*GIVEN EXERCISE*:
Find the lines holding the string "КУРСА" in the data, then copy all of them.

↓↓↓

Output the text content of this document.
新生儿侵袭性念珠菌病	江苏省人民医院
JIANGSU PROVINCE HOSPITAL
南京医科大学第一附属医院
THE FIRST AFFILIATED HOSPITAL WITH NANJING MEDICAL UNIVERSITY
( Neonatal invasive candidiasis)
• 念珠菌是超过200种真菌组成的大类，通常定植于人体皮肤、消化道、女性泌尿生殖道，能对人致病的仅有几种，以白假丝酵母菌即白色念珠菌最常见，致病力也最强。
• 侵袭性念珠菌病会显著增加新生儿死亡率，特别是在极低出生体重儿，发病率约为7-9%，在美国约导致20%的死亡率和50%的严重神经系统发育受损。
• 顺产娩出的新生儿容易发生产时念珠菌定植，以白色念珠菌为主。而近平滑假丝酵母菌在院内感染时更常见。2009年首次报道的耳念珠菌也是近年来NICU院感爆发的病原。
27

↑↑↑
↓↓↓

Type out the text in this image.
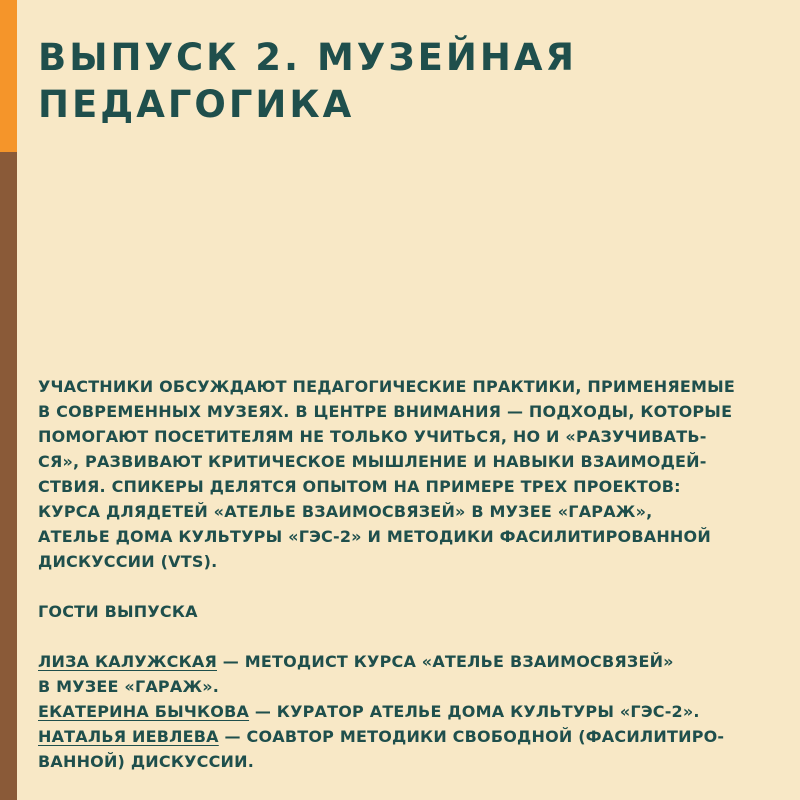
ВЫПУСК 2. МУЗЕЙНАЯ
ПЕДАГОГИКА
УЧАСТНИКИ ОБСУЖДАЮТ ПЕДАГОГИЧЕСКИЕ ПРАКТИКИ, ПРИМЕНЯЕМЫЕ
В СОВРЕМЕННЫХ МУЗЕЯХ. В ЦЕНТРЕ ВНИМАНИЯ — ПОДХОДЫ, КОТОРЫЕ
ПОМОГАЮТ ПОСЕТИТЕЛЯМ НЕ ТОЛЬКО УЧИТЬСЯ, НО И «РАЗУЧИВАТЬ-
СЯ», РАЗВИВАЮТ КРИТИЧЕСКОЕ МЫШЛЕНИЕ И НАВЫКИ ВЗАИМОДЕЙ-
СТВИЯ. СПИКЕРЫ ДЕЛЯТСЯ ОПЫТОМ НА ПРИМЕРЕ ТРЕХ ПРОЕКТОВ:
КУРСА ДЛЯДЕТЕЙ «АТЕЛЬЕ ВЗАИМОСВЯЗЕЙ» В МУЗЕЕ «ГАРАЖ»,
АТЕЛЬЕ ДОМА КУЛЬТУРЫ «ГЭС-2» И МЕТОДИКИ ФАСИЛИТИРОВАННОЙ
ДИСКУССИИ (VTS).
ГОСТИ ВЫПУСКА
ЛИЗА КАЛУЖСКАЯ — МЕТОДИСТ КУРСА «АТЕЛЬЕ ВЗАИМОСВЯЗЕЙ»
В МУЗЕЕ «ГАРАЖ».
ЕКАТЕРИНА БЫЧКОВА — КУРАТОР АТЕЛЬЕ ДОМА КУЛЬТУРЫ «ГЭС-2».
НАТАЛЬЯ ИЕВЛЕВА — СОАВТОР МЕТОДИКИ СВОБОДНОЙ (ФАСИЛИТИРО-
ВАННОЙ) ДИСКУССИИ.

↑↑↑

*RESPONSE TO THE TASK*:
КУРСА ДЛЯДЕТЕЙ «АТЕЛЬЕ ВЗАИМОСВЯЗЕЙ» В МУЗЕЕ «ГАРАЖ»,
ЛИЗА КАЛУЖСКАЯ — МЕТОДИСТ КУРСА «АТЕЛЬЕ ВЗАИМОСВЯЗЕЙ»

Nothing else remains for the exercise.